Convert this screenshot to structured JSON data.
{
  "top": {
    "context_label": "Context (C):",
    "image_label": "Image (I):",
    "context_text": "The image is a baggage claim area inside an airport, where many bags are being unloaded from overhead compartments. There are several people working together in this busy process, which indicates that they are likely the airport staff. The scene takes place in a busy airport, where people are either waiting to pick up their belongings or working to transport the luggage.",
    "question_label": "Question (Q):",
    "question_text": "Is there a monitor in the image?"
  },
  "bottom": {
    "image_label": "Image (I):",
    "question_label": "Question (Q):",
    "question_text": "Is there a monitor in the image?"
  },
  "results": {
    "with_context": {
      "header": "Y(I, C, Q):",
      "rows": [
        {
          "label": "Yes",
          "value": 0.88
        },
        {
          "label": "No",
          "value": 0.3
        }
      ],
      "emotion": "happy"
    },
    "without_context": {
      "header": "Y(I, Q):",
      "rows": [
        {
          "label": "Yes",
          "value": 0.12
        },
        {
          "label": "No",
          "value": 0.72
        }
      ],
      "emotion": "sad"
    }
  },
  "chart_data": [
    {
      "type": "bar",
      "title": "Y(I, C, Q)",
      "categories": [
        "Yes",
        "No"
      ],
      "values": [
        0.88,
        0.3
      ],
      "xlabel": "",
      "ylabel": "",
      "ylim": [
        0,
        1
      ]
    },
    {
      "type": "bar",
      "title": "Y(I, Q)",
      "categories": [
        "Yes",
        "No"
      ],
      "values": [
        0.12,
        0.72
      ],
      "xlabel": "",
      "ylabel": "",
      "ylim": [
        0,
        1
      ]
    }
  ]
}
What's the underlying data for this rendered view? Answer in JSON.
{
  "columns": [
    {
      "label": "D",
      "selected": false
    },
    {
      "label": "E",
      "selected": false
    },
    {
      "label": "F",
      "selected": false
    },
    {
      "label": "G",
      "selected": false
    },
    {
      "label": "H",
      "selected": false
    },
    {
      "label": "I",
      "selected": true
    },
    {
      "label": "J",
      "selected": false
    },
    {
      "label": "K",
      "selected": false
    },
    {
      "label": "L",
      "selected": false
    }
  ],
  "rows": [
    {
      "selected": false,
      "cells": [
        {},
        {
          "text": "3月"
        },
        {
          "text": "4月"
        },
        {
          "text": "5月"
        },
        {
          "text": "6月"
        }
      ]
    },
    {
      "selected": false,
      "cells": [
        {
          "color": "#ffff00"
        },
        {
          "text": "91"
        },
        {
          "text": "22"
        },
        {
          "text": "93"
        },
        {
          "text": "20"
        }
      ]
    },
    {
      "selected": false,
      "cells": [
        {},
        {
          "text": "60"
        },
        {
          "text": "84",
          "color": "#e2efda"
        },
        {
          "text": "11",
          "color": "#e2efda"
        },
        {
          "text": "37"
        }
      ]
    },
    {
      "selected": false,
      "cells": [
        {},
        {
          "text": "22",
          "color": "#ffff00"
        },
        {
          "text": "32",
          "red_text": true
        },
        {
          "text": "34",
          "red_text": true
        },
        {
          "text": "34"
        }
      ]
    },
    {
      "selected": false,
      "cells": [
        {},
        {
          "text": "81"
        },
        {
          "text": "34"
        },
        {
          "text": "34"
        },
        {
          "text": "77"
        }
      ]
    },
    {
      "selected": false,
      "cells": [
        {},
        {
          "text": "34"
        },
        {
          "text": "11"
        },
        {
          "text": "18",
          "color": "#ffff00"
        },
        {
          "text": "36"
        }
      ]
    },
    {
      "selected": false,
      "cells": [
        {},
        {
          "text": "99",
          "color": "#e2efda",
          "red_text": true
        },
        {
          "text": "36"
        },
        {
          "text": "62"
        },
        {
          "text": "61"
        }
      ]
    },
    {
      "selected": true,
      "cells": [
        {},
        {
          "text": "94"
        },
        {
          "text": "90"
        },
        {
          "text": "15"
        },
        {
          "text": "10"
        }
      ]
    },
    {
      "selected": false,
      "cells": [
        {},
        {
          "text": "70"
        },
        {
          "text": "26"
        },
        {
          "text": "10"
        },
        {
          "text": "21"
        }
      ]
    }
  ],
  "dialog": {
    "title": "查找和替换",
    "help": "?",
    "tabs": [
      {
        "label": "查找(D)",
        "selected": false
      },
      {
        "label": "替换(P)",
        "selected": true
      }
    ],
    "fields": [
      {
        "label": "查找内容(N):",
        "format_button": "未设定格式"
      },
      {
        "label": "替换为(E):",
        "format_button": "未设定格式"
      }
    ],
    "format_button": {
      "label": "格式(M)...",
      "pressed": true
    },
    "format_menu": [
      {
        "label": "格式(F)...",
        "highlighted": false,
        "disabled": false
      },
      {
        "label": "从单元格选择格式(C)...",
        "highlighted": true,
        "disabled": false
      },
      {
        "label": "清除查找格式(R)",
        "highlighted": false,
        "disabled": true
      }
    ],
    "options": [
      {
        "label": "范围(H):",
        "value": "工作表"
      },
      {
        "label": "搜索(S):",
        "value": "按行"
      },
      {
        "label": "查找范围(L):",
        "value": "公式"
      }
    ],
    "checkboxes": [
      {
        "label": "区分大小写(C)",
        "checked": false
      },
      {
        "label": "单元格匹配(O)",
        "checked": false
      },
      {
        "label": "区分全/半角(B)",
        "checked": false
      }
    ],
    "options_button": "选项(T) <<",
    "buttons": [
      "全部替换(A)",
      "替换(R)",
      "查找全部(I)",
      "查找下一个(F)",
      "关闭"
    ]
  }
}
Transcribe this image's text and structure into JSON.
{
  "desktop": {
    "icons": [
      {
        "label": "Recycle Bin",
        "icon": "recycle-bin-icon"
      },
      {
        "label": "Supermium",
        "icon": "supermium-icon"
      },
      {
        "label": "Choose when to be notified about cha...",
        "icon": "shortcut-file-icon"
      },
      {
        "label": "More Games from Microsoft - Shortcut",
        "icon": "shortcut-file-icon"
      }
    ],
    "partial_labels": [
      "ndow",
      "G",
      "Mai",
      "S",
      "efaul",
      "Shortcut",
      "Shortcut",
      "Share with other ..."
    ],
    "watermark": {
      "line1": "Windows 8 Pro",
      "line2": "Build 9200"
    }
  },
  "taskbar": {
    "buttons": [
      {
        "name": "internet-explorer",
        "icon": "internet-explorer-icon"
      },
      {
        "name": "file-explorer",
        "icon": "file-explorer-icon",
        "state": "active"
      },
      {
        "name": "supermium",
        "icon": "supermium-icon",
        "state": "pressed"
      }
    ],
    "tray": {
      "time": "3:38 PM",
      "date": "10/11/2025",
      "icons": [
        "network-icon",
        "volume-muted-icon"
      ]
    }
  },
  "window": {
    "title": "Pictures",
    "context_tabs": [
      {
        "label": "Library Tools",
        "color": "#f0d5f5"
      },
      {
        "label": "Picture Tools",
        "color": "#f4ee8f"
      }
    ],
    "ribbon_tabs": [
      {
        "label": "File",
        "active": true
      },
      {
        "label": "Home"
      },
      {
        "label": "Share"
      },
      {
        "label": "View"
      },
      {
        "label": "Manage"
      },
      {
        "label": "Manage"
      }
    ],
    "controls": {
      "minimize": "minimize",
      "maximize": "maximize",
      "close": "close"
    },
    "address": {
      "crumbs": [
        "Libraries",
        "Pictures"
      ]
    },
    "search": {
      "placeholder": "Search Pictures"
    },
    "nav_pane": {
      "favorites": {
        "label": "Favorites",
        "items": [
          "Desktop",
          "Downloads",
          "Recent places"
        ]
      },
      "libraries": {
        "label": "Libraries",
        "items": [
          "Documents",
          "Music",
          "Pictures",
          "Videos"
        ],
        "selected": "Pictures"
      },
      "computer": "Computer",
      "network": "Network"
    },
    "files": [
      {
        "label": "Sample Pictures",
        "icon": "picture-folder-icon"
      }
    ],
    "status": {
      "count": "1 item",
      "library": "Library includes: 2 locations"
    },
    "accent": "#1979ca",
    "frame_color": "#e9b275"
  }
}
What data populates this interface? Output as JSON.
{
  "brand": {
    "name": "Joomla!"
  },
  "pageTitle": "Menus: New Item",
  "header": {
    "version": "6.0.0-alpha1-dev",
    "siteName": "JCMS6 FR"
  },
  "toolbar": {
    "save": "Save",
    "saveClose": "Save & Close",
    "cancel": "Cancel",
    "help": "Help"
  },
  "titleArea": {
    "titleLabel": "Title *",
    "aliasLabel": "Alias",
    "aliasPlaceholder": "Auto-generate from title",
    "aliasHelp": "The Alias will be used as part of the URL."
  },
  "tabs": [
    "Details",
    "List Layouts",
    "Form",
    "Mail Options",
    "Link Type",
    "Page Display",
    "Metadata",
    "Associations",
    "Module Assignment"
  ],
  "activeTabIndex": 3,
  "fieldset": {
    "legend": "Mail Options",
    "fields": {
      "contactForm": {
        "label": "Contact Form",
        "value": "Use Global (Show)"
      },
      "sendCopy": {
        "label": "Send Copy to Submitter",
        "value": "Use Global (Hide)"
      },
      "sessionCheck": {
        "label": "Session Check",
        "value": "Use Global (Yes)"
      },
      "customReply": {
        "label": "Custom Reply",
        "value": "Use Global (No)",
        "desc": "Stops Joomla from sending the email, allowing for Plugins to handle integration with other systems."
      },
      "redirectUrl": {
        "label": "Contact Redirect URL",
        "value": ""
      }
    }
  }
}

*-*-*

Copy out every line that includes the word "What".

What's the underlying data for this rendered view? Answer in JSON.
What data populates this interface? Output as JSON.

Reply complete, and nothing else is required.